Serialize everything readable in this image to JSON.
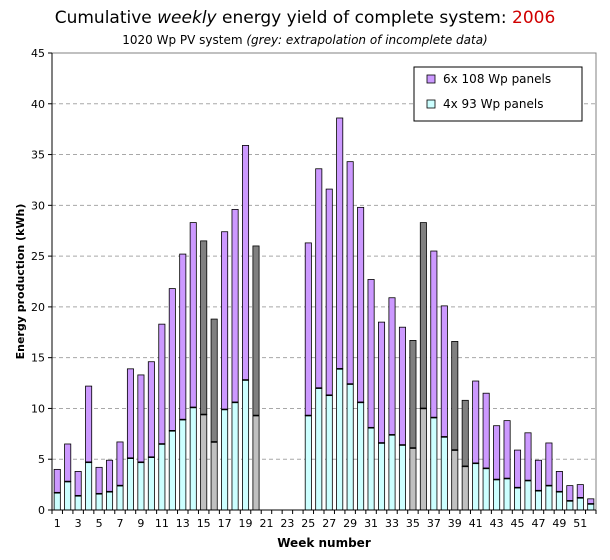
{
  "title": {
    "part1": "Cumulative ",
    "emph": "weekly",
    "part2": " energy yield of complete system: ",
    "year": "2006"
  },
  "subtitle": {
    "main": "1020 Wp PV system ",
    "note": "(grey: extrapolation of incomplete data)"
  },
  "colors": {
    "upper_series": "#cc99ff",
    "lower_series": "#ccffff",
    "extrapolated_upper": "#808080",
    "extrapolated_lower": "#c0c0c0",
    "title_year": "#d00000"
  },
  "chart_data": {
    "type": "bar",
    "stacked": true,
    "xlabel": "Week number",
    "ylabel": "Energy production (kWh)",
    "ylim": [
      0,
      45
    ],
    "yticks": [
      0,
      5,
      10,
      15,
      20,
      25,
      30,
      35,
      40,
      45
    ],
    "xtick_labels": [
      "1",
      "3",
      "5",
      "7",
      "9",
      "11",
      "13",
      "15",
      "17",
      "19",
      "21",
      "23",
      "25",
      "27",
      "29",
      "31",
      "33",
      "35",
      "37",
      "39",
      "41",
      "43",
      "45",
      "47",
      "49",
      "51"
    ],
    "grid": "horizontal dashed",
    "legend_position": "top-right",
    "legend": [
      "6x 108 Wp panels",
      "4x 93 Wp panels"
    ],
    "weeks": [
      1,
      2,
      3,
      4,
      5,
      6,
      7,
      8,
      9,
      10,
      11,
      12,
      13,
      14,
      15,
      16,
      17,
      18,
      19,
      20,
      21,
      22,
      23,
      24,
      25,
      26,
      27,
      28,
      29,
      30,
      31,
      32,
      33,
      34,
      35,
      36,
      37,
      38,
      39,
      40,
      41,
      42,
      43,
      44,
      45,
      46,
      47,
      48,
      49,
      50,
      51,
      52
    ],
    "series": [
      {
        "name": "4x 93 Wp panels",
        "values": [
          1.7,
          2.8,
          1.4,
          4.7,
          1.6,
          1.8,
          2.4,
          5.1,
          4.7,
          5.2,
          6.5,
          7.8,
          8.9,
          10.1,
          9.4,
          6.7,
          9.9,
          10.6,
          12.8,
          9.3,
          0,
          0,
          0,
          0,
          9.3,
          12.0,
          11.3,
          13.9,
          12.4,
          10.6,
          8.1,
          6.6,
          7.4,
          6.4,
          6.1,
          10.0,
          9.1,
          7.2,
          5.9,
          4.3,
          4.6,
          4.1,
          3.0,
          3.1,
          2.2,
          2.9,
          1.9,
          2.4,
          1.8,
          0.9,
          1.2,
          0.6
        ]
      },
      {
        "name": "6x 108 Wp panels",
        "values": [
          2.3,
          3.7,
          2.4,
          7.5,
          2.6,
          3.1,
          4.3,
          8.8,
          8.6,
          9.4,
          11.8,
          14.0,
          16.3,
          18.2,
          17.1,
          12.1,
          17.5,
          19.0,
          23.1,
          16.7,
          0,
          0,
          0,
          0,
          17.0,
          21.6,
          20.3,
          24.7,
          21.9,
          19.2,
          14.6,
          11.9,
          13.5,
          11.6,
          10.6,
          18.3,
          16.4,
          12.9,
          10.7,
          6.5,
          8.1,
          7.4,
          5.3,
          5.7,
          3.7,
          4.7,
          3.0,
          4.2,
          2.0,
          1.5,
          1.3,
          0.5
        ]
      }
    ],
    "extrapolated_weeks": [
      15,
      16,
      20,
      35,
      36,
      39,
      40
    ]
  }
}
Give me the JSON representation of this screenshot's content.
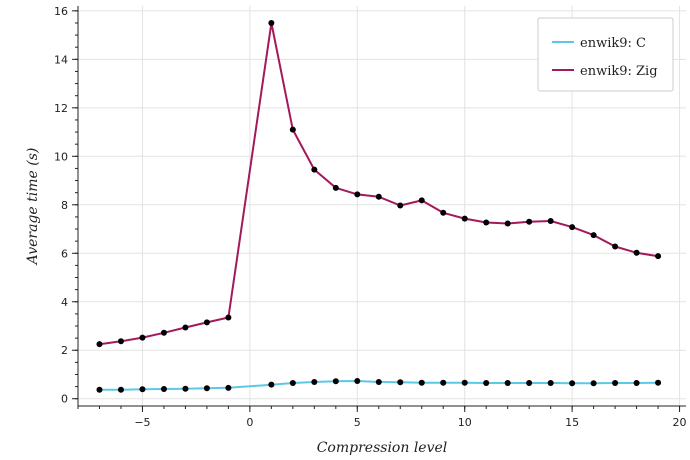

== GIVEN PROBLEM ==
Give the number of lines in the data that contain "this", with no other words.

== TASK RESPONSE ==
2